Dataset records on visual material:
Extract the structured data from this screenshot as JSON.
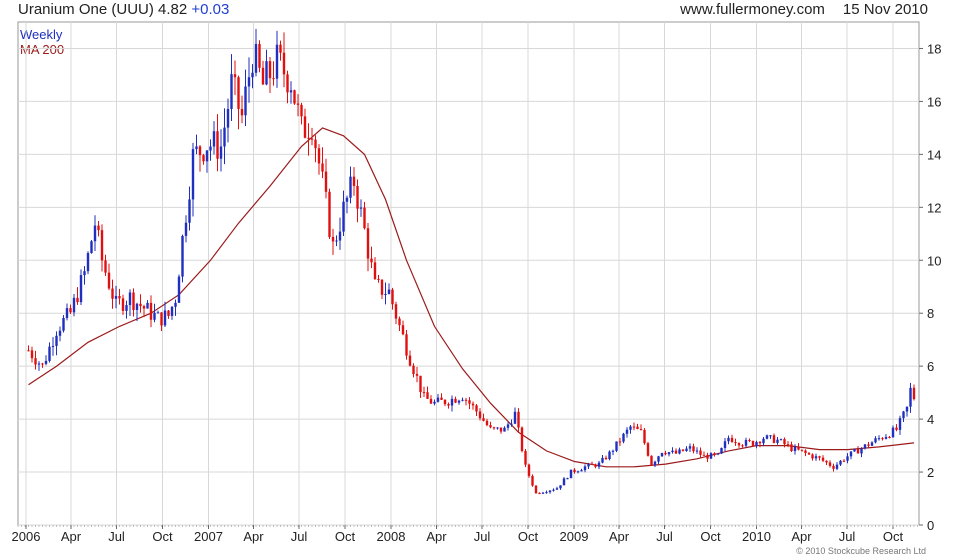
{
  "header": {
    "symbol_title": "Uranium One (UUU)",
    "last_price": "4.82",
    "change": "+0.03",
    "website": "www.fullermoney.com",
    "date": "15 Nov 2010"
  },
  "footer": {
    "copyright": "© 2010 Stockcube Research Ltd"
  },
  "colors": {
    "up": "#1f2fbf",
    "down": "#e01010",
    "ma": "#9b1b1b",
    "grid": "#d8d8d8",
    "frame": "#999999"
  },
  "chart_data": {
    "type": "line",
    "timeframe": "Weekly",
    "legend": [
      "Weekly",
      "MA 200"
    ],
    "yaxis_position": "right",
    "ylim": [
      0,
      19
    ],
    "yticks": [
      0,
      2,
      4,
      6,
      8,
      10,
      12,
      14,
      16,
      18
    ],
    "x_tick_labels": [
      "2006",
      "Apr",
      "Jul",
      "Oct",
      "2007",
      "Apr",
      "Jul",
      "Oct",
      "2008",
      "Apr",
      "Jul",
      "Oct",
      "2009",
      "Apr",
      "Jul",
      "Oct",
      "2010",
      "Apr",
      "Jul",
      "Oct"
    ],
    "grid": true,
    "series": [
      {
        "name": "Weekly",
        "style": "candlestick",
        "points": [
          [
            "2006-01-06",
            6.6
          ],
          [
            "2006-02-03",
            6.0
          ],
          [
            "2006-03-03",
            7.4
          ],
          [
            "2006-03-31",
            8.0
          ],
          [
            "2006-04-28",
            9.5
          ],
          [
            "2006-05-19",
            11.4
          ],
          [
            "2006-06-02",
            10.0
          ],
          [
            "2006-06-30",
            8.3
          ],
          [
            "2006-07-28",
            8.6
          ],
          [
            "2006-08-25",
            8.2
          ],
          [
            "2006-09-22",
            7.8
          ],
          [
            "2006-10-13",
            7.9
          ],
          [
            "2006-10-27",
            8.6
          ],
          [
            "2006-11-10",
            10.8
          ],
          [
            "2006-12-01",
            13.9
          ],
          [
            "2006-12-29",
            14.4
          ],
          [
            "2007-01-26",
            14.3
          ],
          [
            "2007-02-16",
            16.6
          ],
          [
            "2007-03-09",
            15.4
          ],
          [
            "2007-03-30",
            17.8
          ],
          [
            "2007-04-20",
            16.6
          ],
          [
            "2007-05-18",
            17.5
          ],
          [
            "2007-06-15",
            16.8
          ],
          [
            "2007-07-06",
            14.9
          ],
          [
            "2007-07-27",
            15.2
          ],
          [
            "2007-08-17",
            12.9
          ],
          [
            "2007-09-07",
            10.5
          ],
          [
            "2007-09-28",
            11.9
          ],
          [
            "2007-10-19",
            13.0
          ],
          [
            "2007-11-09",
            11.1
          ],
          [
            "2007-11-30",
            9.0
          ],
          [
            "2007-12-28",
            8.8
          ],
          [
            "2008-01-18",
            7.5
          ],
          [
            "2008-02-08",
            6.3
          ],
          [
            "2008-03-07",
            4.8
          ],
          [
            "2008-03-28",
            4.6
          ],
          [
            "2008-04-25",
            4.7
          ],
          [
            "2008-05-23",
            4.9
          ],
          [
            "2008-06-20",
            4.3
          ],
          [
            "2008-07-18",
            3.6
          ],
          [
            "2008-08-15",
            3.6
          ],
          [
            "2008-09-05",
            4.2
          ],
          [
            "2008-09-26",
            2.2
          ],
          [
            "2008-10-17",
            1.2
          ],
          [
            "2008-11-07",
            1.3
          ],
          [
            "2008-11-28",
            1.4
          ],
          [
            "2008-12-26",
            2.0
          ],
          [
            "2009-01-23",
            2.2
          ],
          [
            "2009-02-20",
            2.3
          ],
          [
            "2009-03-13",
            2.7
          ],
          [
            "2009-04-03",
            3.2
          ],
          [
            "2009-04-24",
            3.7
          ],
          [
            "2009-05-15",
            3.5
          ],
          [
            "2009-06-05",
            2.3
          ],
          [
            "2009-06-26",
            2.8
          ],
          [
            "2009-07-24",
            2.7
          ],
          [
            "2009-08-21",
            2.9
          ],
          [
            "2009-09-18",
            2.6
          ],
          [
            "2009-10-16",
            2.6
          ],
          [
            "2009-11-06",
            3.3
          ],
          [
            "2009-12-04",
            3.1
          ],
          [
            "2009-12-25",
            3.1
          ],
          [
            "2010-01-15",
            3.3
          ],
          [
            "2010-02-12",
            3.2
          ],
          [
            "2010-03-12",
            2.9
          ],
          [
            "2010-04-09",
            2.7
          ],
          [
            "2010-05-07",
            2.5
          ],
          [
            "2010-06-04",
            2.2
          ],
          [
            "2010-07-02",
            2.6
          ],
          [
            "2010-07-30",
            2.9
          ],
          [
            "2010-08-27",
            3.2
          ],
          [
            "2010-09-17",
            3.4
          ],
          [
            "2010-10-08",
            3.6
          ],
          [
            "2010-10-29",
            4.4
          ],
          [
            "2010-11-05",
            5.1
          ],
          [
            "2010-11-12",
            4.82
          ]
        ]
      },
      {
        "name": "MA 200",
        "style": "line",
        "points": [
          [
            "2006-01-06",
            5.3
          ],
          [
            "2006-03-03",
            6.0
          ],
          [
            "2006-05-05",
            6.9
          ],
          [
            "2006-07-07",
            7.5
          ],
          [
            "2006-09-08",
            8.0
          ],
          [
            "2006-11-03",
            8.7
          ],
          [
            "2007-01-05",
            10.0
          ],
          [
            "2007-03-02",
            11.4
          ],
          [
            "2007-05-04",
            12.8
          ],
          [
            "2007-07-06",
            14.3
          ],
          [
            "2007-08-17",
            15.0
          ],
          [
            "2007-09-28",
            14.7
          ],
          [
            "2007-11-09",
            14.0
          ],
          [
            "2007-12-21",
            12.3
          ],
          [
            "2008-02-01",
            10.0
          ],
          [
            "2008-03-28",
            7.5
          ],
          [
            "2008-05-23",
            5.9
          ],
          [
            "2008-07-18",
            4.6
          ],
          [
            "2008-09-12",
            3.5
          ],
          [
            "2008-11-07",
            2.8
          ],
          [
            "2009-01-02",
            2.4
          ],
          [
            "2009-03-06",
            2.2
          ],
          [
            "2009-05-01",
            2.2
          ],
          [
            "2009-07-03",
            2.3
          ],
          [
            "2009-09-04",
            2.5
          ],
          [
            "2009-11-06",
            2.8
          ],
          [
            "2010-01-01",
            3.0
          ],
          [
            "2010-03-05",
            3.0
          ],
          [
            "2010-05-07",
            2.85
          ],
          [
            "2010-07-02",
            2.85
          ],
          [
            "2010-09-03",
            2.95
          ],
          [
            "2010-11-12",
            3.1
          ]
        ]
      }
    ]
  }
}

◆ Problem requirements:
Without the pictures, write out all of the material exactly.

◆ Solution for this problem:
Extract the structured data from this screenshot as JSON.
{
  "header": {
    "symbol_title": "Uranium One (UUU)",
    "last_price": "4.82",
    "change": "+0.03",
    "website": "www.fullermoney.com",
    "date": "15 Nov 2010"
  },
  "footer": {
    "copyright": "© 2010 Stockcube Research Ltd"
  },
  "colors": {
    "up": "#1f2fbf",
    "down": "#e01010",
    "ma": "#9b1b1b",
    "grid": "#d8d8d8",
    "frame": "#999999"
  },
  "chart_data": {
    "type": "line",
    "timeframe": "Weekly",
    "legend": [
      "Weekly",
      "MA 200"
    ],
    "yaxis_position": "right",
    "ylim": [
      0,
      19
    ],
    "yticks": [
      0,
      2,
      4,
      6,
      8,
      10,
      12,
      14,
      16,
      18
    ],
    "x_tick_labels": [
      "2006",
      "Apr",
      "Jul",
      "Oct",
      "2007",
      "Apr",
      "Jul",
      "Oct",
      "2008",
      "Apr",
      "Jul",
      "Oct",
      "2009",
      "Apr",
      "Jul",
      "Oct",
      "2010",
      "Apr",
      "Jul",
      "Oct"
    ],
    "grid": true,
    "series": [
      {
        "name": "Weekly",
        "style": "candlestick",
        "points": [
          [
            "2006-01-06",
            6.6
          ],
          [
            "2006-02-03",
            6.0
          ],
          [
            "2006-03-03",
            7.4
          ],
          [
            "2006-03-31",
            8.0
          ],
          [
            "2006-04-28",
            9.5
          ],
          [
            "2006-05-19",
            11.4
          ],
          [
            "2006-06-02",
            10.0
          ],
          [
            "2006-06-30",
            8.3
          ],
          [
            "2006-07-28",
            8.6
          ],
          [
            "2006-08-25",
            8.2
          ],
          [
            "2006-09-22",
            7.8
          ],
          [
            "2006-10-13",
            7.9
          ],
          [
            "2006-10-27",
            8.6
          ],
          [
            "2006-11-10",
            10.8
          ],
          [
            "2006-12-01",
            13.9
          ],
          [
            "2006-12-29",
            14.4
          ],
          [
            "2007-01-26",
            14.3
          ],
          [
            "2007-02-16",
            16.6
          ],
          [
            "2007-03-09",
            15.4
          ],
          [
            "2007-03-30",
            17.8
          ],
          [
            "2007-04-20",
            16.6
          ],
          [
            "2007-05-18",
            17.5
          ],
          [
            "2007-06-15",
            16.8
          ],
          [
            "2007-07-06",
            14.9
          ],
          [
            "2007-07-27",
            15.2
          ],
          [
            "2007-08-17",
            12.9
          ],
          [
            "2007-09-07",
            10.5
          ],
          [
            "2007-09-28",
            11.9
          ],
          [
            "2007-10-19",
            13.0
          ],
          [
            "2007-11-09",
            11.1
          ],
          [
            "2007-11-30",
            9.0
          ],
          [
            "2007-12-28",
            8.8
          ],
          [
            "2008-01-18",
            7.5
          ],
          [
            "2008-02-08",
            6.3
          ],
          [
            "2008-03-07",
            4.8
          ],
          [
            "2008-03-28",
            4.6
          ],
          [
            "2008-04-25",
            4.7
          ],
          [
            "2008-05-23",
            4.9
          ],
          [
            "2008-06-20",
            4.3
          ],
          [
            "2008-07-18",
            3.6
          ],
          [
            "2008-08-15",
            3.6
          ],
          [
            "2008-09-05",
            4.2
          ],
          [
            "2008-09-26",
            2.2
          ],
          [
            "2008-10-17",
            1.2
          ],
          [
            "2008-11-07",
            1.3
          ],
          [
            "2008-11-28",
            1.4
          ],
          [
            "2008-12-26",
            2.0
          ],
          [
            "2009-01-23",
            2.2
          ],
          [
            "2009-02-20",
            2.3
          ],
          [
            "2009-03-13",
            2.7
          ],
          [
            "2009-04-03",
            3.2
          ],
          [
            "2009-04-24",
            3.7
          ],
          [
            "2009-05-15",
            3.5
          ],
          [
            "2009-06-05",
            2.3
          ],
          [
            "2009-06-26",
            2.8
          ],
          [
            "2009-07-24",
            2.7
          ],
          [
            "2009-08-21",
            2.9
          ],
          [
            "2009-09-18",
            2.6
          ],
          [
            "2009-10-16",
            2.6
          ],
          [
            "2009-11-06",
            3.3
          ],
          [
            "2009-12-04",
            3.1
          ],
          [
            "2009-12-25",
            3.1
          ],
          [
            "2010-01-15",
            3.3
          ],
          [
            "2010-02-12",
            3.2
          ],
          [
            "2010-03-12",
            2.9
          ],
          [
            "2010-04-09",
            2.7
          ],
          [
            "2010-05-07",
            2.5
          ],
          [
            "2010-06-04",
            2.2
          ],
          [
            "2010-07-02",
            2.6
          ],
          [
            "2010-07-30",
            2.9
          ],
          [
            "2010-08-27",
            3.2
          ],
          [
            "2010-09-17",
            3.4
          ],
          [
            "2010-10-08",
            3.6
          ],
          [
            "2010-10-29",
            4.4
          ],
          [
            "2010-11-05",
            5.1
          ],
          [
            "2010-11-12",
            4.82
          ]
        ]
      },
      {
        "name": "MA 200",
        "style": "line",
        "points": [
          [
            "2006-01-06",
            5.3
          ],
          [
            "2006-03-03",
            6.0
          ],
          [
            "2006-05-05",
            6.9
          ],
          [
            "2006-07-07",
            7.5
          ],
          [
            "2006-09-08",
            8.0
          ],
          [
            "2006-11-03",
            8.7
          ],
          [
            "2007-01-05",
            10.0
          ],
          [
            "2007-03-02",
            11.4
          ],
          [
            "2007-05-04",
            12.8
          ],
          [
            "2007-07-06",
            14.3
          ],
          [
            "2007-08-17",
            15.0
          ],
          [
            "2007-09-28",
            14.7
          ],
          [
            "2007-11-09",
            14.0
          ],
          [
            "2007-12-21",
            12.3
          ],
          [
            "2008-02-01",
            10.0
          ],
          [
            "2008-03-28",
            7.5
          ],
          [
            "2008-05-23",
            5.9
          ],
          [
            "2008-07-18",
            4.6
          ],
          [
            "2008-09-12",
            3.5
          ],
          [
            "2008-11-07",
            2.8
          ],
          [
            "2009-01-02",
            2.4
          ],
          [
            "2009-03-06",
            2.2
          ],
          [
            "2009-05-01",
            2.2
          ],
          [
            "2009-07-03",
            2.3
          ],
          [
            "2009-09-04",
            2.5
          ],
          [
            "2009-11-06",
            2.8
          ],
          [
            "2010-01-01",
            3.0
          ],
          [
            "2010-03-05",
            3.0
          ],
          [
            "2010-05-07",
            2.85
          ],
          [
            "2010-07-02",
            2.85
          ],
          [
            "2010-09-03",
            2.95
          ],
          [
            "2010-11-12",
            3.1
          ]
        ]
      }
    ]
  }
}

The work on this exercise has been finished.